(Records taken from a data source)
- - - - - - -

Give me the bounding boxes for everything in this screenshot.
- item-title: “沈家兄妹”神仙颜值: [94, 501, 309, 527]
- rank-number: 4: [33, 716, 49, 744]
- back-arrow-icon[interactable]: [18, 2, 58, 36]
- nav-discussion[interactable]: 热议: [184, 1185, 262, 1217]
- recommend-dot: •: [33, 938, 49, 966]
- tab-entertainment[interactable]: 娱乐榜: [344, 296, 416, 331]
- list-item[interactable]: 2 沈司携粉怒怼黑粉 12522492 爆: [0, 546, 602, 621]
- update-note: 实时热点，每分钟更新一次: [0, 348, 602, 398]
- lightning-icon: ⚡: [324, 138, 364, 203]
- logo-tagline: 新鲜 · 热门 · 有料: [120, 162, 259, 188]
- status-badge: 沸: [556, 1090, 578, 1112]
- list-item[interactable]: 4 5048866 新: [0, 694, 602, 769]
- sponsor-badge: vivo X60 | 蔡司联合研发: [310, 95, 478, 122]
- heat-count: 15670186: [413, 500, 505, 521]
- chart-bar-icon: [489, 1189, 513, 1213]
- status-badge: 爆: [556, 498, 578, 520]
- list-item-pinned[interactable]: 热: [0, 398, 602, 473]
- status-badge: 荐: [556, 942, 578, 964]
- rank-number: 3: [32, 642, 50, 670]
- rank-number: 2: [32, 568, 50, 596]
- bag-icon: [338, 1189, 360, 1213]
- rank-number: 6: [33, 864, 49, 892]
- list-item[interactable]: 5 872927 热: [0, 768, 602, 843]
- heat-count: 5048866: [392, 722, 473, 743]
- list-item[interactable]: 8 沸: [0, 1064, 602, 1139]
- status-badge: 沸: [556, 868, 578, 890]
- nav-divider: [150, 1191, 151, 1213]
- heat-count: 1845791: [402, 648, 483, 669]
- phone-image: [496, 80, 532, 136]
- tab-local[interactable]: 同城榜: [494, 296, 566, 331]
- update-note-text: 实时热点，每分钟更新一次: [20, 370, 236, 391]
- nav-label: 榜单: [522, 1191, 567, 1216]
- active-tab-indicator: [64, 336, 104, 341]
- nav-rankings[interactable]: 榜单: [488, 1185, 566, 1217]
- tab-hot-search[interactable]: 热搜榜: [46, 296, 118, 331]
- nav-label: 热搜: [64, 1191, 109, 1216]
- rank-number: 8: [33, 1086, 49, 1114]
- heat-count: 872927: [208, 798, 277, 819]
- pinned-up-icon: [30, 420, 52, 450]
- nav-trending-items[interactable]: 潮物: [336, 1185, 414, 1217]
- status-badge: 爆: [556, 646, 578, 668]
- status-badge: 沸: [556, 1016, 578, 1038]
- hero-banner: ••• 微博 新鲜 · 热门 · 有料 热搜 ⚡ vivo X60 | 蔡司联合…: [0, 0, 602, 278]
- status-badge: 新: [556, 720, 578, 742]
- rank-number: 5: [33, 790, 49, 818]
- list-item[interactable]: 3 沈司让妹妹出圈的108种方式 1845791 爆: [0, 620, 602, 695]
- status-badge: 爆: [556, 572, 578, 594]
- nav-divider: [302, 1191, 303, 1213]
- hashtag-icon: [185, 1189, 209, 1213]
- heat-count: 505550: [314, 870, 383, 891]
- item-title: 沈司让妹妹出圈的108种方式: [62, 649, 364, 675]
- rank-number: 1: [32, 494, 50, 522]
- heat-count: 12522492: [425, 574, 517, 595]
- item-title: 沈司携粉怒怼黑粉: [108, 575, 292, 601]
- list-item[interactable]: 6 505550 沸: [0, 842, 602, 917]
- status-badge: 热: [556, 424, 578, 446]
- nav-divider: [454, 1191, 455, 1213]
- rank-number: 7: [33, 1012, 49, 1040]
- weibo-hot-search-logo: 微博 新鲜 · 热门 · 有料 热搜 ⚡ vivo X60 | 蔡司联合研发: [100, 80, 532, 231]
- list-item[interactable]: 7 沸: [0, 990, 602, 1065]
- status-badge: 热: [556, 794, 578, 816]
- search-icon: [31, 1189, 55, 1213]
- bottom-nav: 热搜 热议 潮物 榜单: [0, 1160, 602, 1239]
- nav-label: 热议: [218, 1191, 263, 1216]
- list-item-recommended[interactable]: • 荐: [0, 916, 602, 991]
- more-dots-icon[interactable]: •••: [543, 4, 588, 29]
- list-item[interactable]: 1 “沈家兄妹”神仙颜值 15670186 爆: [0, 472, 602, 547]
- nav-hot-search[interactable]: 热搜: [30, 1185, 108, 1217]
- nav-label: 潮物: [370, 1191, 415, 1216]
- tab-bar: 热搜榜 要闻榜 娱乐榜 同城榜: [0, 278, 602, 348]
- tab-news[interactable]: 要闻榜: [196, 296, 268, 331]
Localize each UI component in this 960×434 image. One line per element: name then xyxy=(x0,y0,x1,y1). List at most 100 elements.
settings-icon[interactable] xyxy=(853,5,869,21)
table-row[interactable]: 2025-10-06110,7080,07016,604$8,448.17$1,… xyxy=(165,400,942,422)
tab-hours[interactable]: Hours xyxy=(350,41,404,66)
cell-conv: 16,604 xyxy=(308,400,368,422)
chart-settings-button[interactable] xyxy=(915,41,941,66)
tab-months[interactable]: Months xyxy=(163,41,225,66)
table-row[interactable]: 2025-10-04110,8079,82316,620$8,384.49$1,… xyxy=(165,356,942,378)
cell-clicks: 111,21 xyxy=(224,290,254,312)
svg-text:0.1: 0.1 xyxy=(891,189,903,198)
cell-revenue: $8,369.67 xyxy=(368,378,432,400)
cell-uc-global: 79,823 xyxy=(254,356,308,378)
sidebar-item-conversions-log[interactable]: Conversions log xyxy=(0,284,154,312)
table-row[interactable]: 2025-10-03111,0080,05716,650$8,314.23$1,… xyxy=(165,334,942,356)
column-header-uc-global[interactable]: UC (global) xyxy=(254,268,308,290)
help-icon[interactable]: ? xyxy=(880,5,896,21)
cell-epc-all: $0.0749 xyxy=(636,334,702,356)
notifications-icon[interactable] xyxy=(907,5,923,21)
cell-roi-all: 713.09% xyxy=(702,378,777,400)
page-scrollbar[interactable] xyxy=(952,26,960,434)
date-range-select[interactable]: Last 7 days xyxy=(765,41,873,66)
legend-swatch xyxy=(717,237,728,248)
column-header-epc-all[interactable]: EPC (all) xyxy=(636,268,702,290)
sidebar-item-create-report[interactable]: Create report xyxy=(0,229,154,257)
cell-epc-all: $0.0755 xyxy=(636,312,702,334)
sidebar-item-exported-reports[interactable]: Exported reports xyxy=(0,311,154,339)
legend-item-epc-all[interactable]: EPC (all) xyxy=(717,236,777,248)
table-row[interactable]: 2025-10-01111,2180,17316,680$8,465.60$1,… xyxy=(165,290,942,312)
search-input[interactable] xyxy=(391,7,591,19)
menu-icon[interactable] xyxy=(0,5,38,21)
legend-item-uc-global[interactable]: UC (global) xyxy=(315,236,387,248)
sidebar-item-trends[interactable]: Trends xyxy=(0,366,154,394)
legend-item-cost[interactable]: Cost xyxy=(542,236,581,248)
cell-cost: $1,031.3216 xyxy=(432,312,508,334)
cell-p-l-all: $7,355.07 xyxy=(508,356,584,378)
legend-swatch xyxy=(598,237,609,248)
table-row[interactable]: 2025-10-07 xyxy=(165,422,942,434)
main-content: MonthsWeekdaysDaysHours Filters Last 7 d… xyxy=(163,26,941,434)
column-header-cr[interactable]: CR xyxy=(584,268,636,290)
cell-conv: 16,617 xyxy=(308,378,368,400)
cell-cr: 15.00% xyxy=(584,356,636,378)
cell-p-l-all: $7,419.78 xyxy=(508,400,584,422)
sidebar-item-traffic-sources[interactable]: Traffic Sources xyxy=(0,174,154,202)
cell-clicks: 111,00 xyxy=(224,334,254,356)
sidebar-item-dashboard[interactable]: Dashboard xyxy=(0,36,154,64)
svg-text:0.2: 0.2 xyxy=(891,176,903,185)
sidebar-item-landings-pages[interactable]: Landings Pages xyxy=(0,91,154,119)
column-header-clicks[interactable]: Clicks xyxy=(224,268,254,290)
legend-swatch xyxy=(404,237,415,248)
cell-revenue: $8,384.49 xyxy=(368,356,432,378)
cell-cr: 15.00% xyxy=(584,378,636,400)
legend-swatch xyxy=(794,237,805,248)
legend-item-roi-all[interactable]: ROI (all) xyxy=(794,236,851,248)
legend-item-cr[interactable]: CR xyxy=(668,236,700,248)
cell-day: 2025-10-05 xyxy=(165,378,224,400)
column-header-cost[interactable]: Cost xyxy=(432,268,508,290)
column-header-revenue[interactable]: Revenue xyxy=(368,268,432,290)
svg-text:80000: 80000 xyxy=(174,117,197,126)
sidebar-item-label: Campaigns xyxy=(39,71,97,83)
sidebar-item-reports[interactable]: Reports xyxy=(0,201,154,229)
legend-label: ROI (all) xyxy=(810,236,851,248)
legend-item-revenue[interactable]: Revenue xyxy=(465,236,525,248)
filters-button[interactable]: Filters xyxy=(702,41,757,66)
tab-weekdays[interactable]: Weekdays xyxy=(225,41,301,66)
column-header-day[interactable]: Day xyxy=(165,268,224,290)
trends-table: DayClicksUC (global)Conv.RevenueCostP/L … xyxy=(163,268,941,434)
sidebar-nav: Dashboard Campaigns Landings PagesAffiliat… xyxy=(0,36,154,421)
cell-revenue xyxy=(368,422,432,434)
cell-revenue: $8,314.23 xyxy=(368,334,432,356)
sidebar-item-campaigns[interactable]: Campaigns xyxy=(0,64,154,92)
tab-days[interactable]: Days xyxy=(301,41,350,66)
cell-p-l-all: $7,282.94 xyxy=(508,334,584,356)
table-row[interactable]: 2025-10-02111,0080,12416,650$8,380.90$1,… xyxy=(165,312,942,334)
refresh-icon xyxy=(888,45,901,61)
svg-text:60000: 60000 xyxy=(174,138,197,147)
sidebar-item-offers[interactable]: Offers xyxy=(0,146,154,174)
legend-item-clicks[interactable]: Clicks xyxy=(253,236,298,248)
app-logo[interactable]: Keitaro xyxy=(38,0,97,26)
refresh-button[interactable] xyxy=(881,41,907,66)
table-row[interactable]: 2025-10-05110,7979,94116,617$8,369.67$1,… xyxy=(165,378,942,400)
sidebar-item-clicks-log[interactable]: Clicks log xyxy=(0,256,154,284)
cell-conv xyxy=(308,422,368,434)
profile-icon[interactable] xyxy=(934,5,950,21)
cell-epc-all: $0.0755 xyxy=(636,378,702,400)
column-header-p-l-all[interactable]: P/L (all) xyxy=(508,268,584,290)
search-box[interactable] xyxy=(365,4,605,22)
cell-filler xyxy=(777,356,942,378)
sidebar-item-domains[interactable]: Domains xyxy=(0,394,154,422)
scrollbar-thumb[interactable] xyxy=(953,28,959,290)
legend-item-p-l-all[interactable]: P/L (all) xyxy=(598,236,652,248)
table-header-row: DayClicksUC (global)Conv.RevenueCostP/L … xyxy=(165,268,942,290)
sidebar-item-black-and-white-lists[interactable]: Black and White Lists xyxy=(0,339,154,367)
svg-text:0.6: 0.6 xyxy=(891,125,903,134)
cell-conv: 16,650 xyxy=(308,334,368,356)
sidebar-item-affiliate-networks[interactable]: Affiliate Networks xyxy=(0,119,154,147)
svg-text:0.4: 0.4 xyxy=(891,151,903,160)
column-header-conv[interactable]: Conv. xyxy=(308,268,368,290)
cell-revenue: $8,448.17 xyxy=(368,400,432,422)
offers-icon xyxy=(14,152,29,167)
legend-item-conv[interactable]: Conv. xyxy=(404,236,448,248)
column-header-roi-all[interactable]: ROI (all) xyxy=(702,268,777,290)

- - - - - - -

REQUIRED WORK >> Render the records as a numbered list, starting at the first line and ending with the line that contains "- sponsor-badge: vivo". Omit blank lines.

SOLUTION FOR THIS EXERCISE >>
1. Give me the bounding boxes for everything in this screenshot.
2. - item-title: “沈家兄妹”神仙颜值: [94, 501, 309, 527]
3. - rank-number: 4: [33, 716, 49, 744]
4. - back-arrow-icon[interactable]: [18, 2, 58, 36]
5. - nav-discussion[interactable]: 热议: [184, 1185, 262, 1217]
6. - recommend-dot: •: [33, 938, 49, 966]
7. - tab-entertainment[interactable]: 娱乐榜: [344, 296, 416, 331]
8. - list-item[interactable]: 2 沈司携粉怒怼黑粉 12522492 爆: [0, 546, 602, 621]
9. - update-note: 实时热点，每分钟更新一次: [0, 348, 602, 398]
10. - lightning-icon: ⚡: [324, 138, 364, 203]
11. - logo-tagline: 新鲜 · 热门 · 有料: [120, 162, 259, 188]
12. - status-badge: 沸: [556, 1090, 578, 1112]
13. - list-item[interactable]: 4 5048866 新: [0, 694, 602, 769]
14. - sponsor-badge: vivo X60 | 蔡司联合研发: [310, 95, 478, 122]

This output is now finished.